▸ Document:
-*-
U.S. President Donald Trump presents newly signed Space Policy Directive 4 | Image captured from a Reuters video footage

(REUTERS) U.S. President Donald Trump on Tuesday (February 19) took a step towards creating a U.S. Space Force, a new branch of the military dedicated to handling threats in space.

Trump signed Space Policy Directive 4, which puts in place the foundation for a legislative initiative that could establish a Space Force as a new military service comparable to the U.S. Marines.

In an oval office signing ceremony, Trump said the Space Force is a national security priority.

“Today, I’m thrilled to sign a new order taking the next step to create the United States space force, so important. When you look at defense when you look at all of the other aspects of where the world will be some day, I mean this is the beginning is a very important process,” said Trump.

Trump also said that the U.S. has to be prepared against its adversaries and the Space Force is going to be a very big part of where the defense of the nation.
-*-
▸ Extracted records:

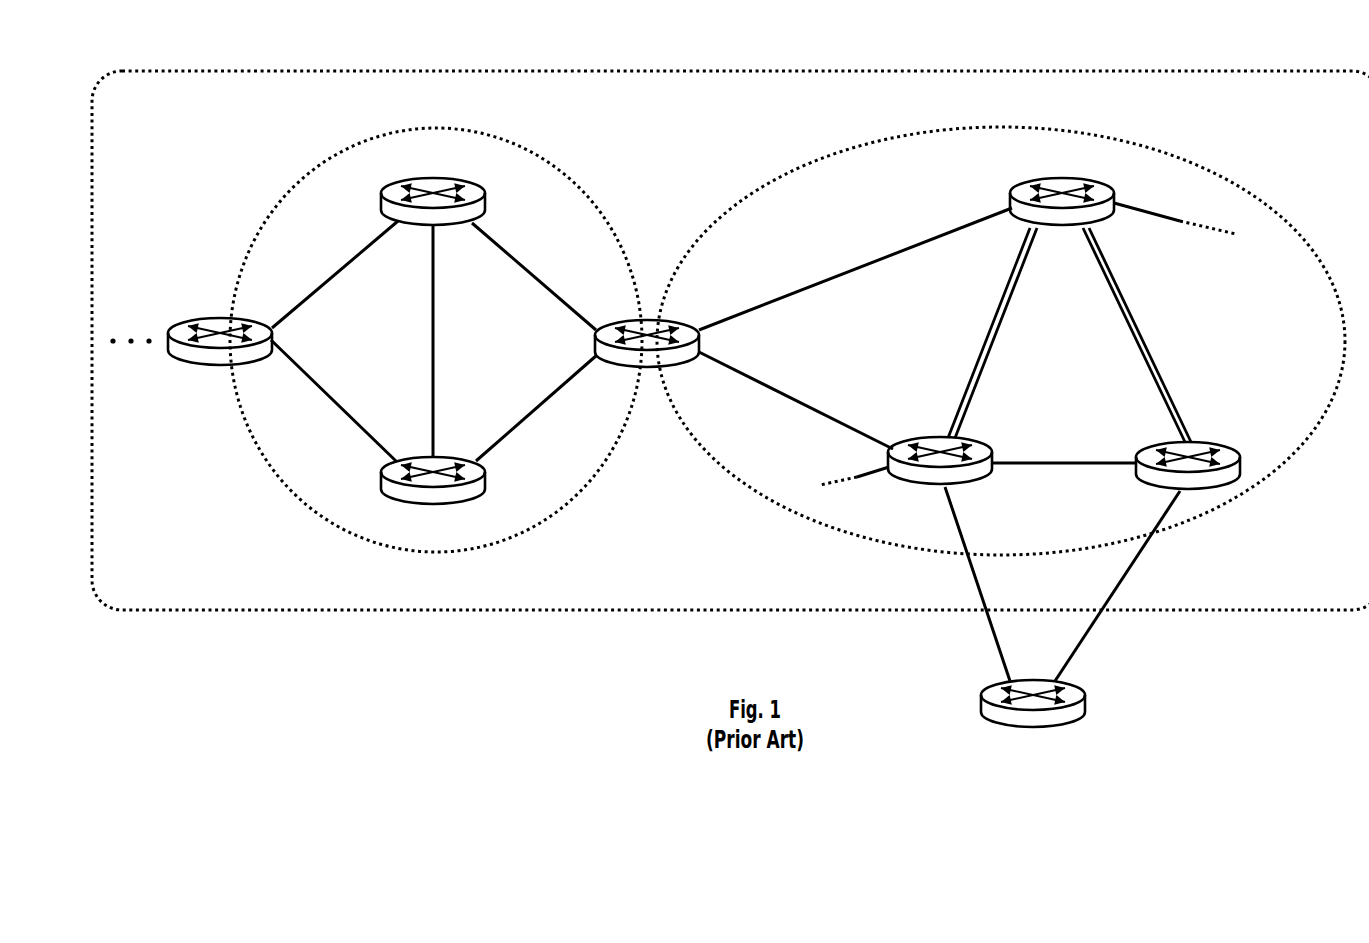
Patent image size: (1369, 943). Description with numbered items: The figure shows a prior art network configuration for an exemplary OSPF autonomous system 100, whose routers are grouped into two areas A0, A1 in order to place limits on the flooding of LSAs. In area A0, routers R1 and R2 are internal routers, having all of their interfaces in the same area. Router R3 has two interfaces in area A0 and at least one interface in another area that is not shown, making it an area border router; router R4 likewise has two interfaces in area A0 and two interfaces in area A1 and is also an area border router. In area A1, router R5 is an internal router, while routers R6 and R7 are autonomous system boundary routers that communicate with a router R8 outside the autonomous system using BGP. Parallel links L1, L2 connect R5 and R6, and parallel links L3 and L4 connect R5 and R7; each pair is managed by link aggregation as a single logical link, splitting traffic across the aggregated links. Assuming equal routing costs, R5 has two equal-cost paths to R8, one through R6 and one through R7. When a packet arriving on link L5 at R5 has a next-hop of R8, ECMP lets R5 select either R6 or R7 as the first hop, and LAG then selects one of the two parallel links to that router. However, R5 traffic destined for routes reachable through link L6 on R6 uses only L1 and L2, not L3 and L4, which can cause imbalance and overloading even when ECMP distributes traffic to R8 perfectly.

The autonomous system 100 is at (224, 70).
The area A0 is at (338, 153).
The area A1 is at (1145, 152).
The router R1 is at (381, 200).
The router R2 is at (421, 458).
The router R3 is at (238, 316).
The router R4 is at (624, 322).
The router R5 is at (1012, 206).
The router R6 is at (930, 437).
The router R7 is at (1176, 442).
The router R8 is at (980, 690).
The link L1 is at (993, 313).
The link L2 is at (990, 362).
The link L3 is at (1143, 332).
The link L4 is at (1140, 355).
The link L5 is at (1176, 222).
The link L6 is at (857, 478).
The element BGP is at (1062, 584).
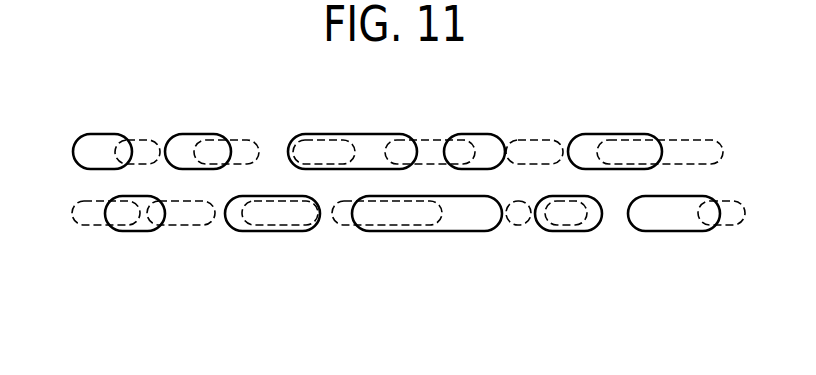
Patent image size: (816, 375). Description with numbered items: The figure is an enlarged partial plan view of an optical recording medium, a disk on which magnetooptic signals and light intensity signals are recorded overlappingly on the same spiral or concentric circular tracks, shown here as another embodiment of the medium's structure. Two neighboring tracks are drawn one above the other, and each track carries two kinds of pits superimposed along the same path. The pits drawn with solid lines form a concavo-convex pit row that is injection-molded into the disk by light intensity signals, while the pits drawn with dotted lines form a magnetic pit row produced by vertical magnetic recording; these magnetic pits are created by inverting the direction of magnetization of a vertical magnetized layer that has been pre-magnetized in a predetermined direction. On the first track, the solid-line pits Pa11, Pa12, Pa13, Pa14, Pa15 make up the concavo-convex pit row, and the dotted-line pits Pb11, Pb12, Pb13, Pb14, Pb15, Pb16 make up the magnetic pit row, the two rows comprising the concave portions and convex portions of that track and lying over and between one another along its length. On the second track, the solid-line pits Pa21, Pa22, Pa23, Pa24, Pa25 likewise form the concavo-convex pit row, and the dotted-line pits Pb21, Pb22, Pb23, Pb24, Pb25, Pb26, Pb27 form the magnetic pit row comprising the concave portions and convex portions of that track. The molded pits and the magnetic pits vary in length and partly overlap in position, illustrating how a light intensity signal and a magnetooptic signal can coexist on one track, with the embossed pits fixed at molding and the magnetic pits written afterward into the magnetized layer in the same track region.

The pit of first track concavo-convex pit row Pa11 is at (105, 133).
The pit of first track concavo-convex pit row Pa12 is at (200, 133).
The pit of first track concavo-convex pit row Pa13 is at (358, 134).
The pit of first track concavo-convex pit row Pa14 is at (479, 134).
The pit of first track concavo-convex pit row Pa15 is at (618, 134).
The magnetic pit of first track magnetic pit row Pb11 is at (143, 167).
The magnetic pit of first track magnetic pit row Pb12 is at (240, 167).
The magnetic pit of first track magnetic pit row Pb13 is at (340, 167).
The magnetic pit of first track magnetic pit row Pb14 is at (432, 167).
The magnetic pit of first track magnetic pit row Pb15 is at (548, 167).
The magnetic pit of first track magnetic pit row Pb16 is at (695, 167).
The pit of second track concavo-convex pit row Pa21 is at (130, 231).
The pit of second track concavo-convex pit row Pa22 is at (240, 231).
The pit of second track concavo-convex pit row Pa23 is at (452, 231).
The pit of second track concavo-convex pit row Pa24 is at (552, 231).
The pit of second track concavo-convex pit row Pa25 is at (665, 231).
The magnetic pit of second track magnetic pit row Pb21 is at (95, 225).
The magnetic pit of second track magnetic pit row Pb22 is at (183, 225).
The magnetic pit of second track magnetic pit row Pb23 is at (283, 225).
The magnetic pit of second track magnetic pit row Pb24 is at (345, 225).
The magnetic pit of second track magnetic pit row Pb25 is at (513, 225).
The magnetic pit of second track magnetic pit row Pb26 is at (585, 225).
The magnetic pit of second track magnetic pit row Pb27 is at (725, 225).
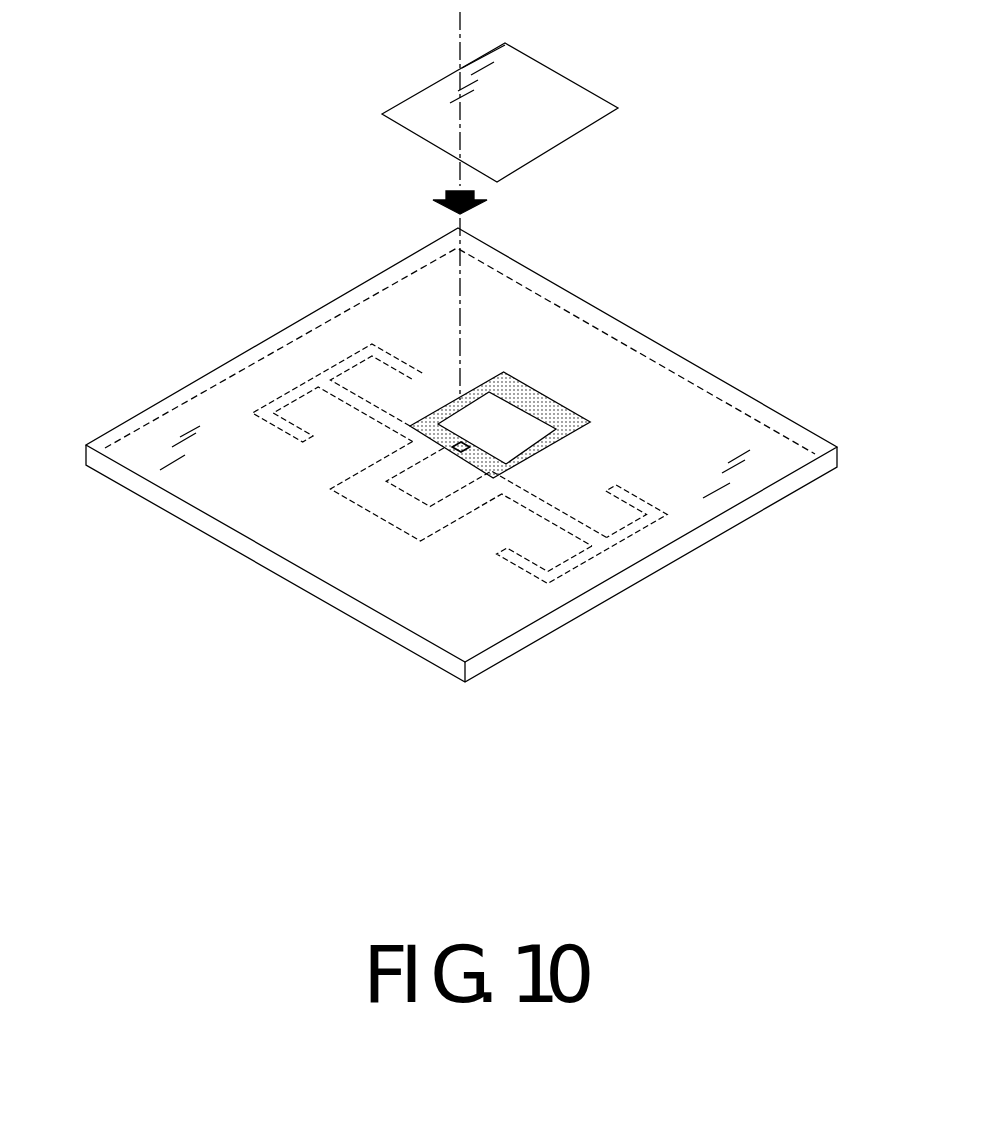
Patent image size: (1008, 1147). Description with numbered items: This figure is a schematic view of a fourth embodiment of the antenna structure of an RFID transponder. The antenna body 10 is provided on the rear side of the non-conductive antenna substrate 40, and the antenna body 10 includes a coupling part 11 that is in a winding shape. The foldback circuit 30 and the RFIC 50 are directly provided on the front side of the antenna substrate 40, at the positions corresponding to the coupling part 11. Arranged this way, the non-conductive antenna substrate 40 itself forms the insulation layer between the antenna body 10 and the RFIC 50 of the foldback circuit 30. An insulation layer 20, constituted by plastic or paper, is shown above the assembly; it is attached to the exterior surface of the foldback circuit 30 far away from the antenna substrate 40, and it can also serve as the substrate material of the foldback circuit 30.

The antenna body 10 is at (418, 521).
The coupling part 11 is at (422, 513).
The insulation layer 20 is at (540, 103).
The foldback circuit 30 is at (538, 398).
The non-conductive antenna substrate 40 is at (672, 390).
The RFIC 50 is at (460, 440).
-*-
▸ Objectives:
A. According to the Space Force report, which existing U.S. military service could a Space Force be comparable to?
B. Pick out every line of the listing that contains the string "area", matching case exactly.
The listing has no connection to the Space Force report.

▸ Response list:
A. The U.S. Marines.

B.
Patent image size: (1369, 943). Description with numbered items: The figure shows a prior art network configuration for an exemplary OSPF autonomous system 100, whose routers are grouped into two areas A0, A1 in order to place limits on the flooding of LSAs. In area A0, routers R1 and R2 are internal routers, having all of their interfaces in the same area. Router R3 has two interfaces in area A0 and at least one interface in another area that is not shown, making it an area border router; router R4 likewise has two interfaces in area A0 and two interfaces in area A1 and is also an area border router. In area A1, router R5 is an internal router, while routers R6 and R7 are autonomous system boundary routers that communicate with a router R8 outside the autonomous system using BGP. Parallel links L1, L2 connect R5 and R6, and parallel links L3 and L4 connect R5 and R7; each pair is managed by link aggregation as a single logical link, splitting traffic across the aggregated links. Assuming equal routing costs, R5 has two equal-cost paths to R8, one through R6 and one through R7. When a packet arriving on link L5 at R5 has a next-hop of R8, ECMP lets R5 select either R6 or R7 as the first hop, and LAG then selects one of the two parallel links to that router. However, R5 traffic destined for routes reachable through link L6 on R6 uses only L1 and L2, not L3 and L4, which can cause imbalance and overloading even when ECMP distributes traffic to R8 perfectly.
The area A0 is at (338, 153).
The area A1 is at (1145, 152).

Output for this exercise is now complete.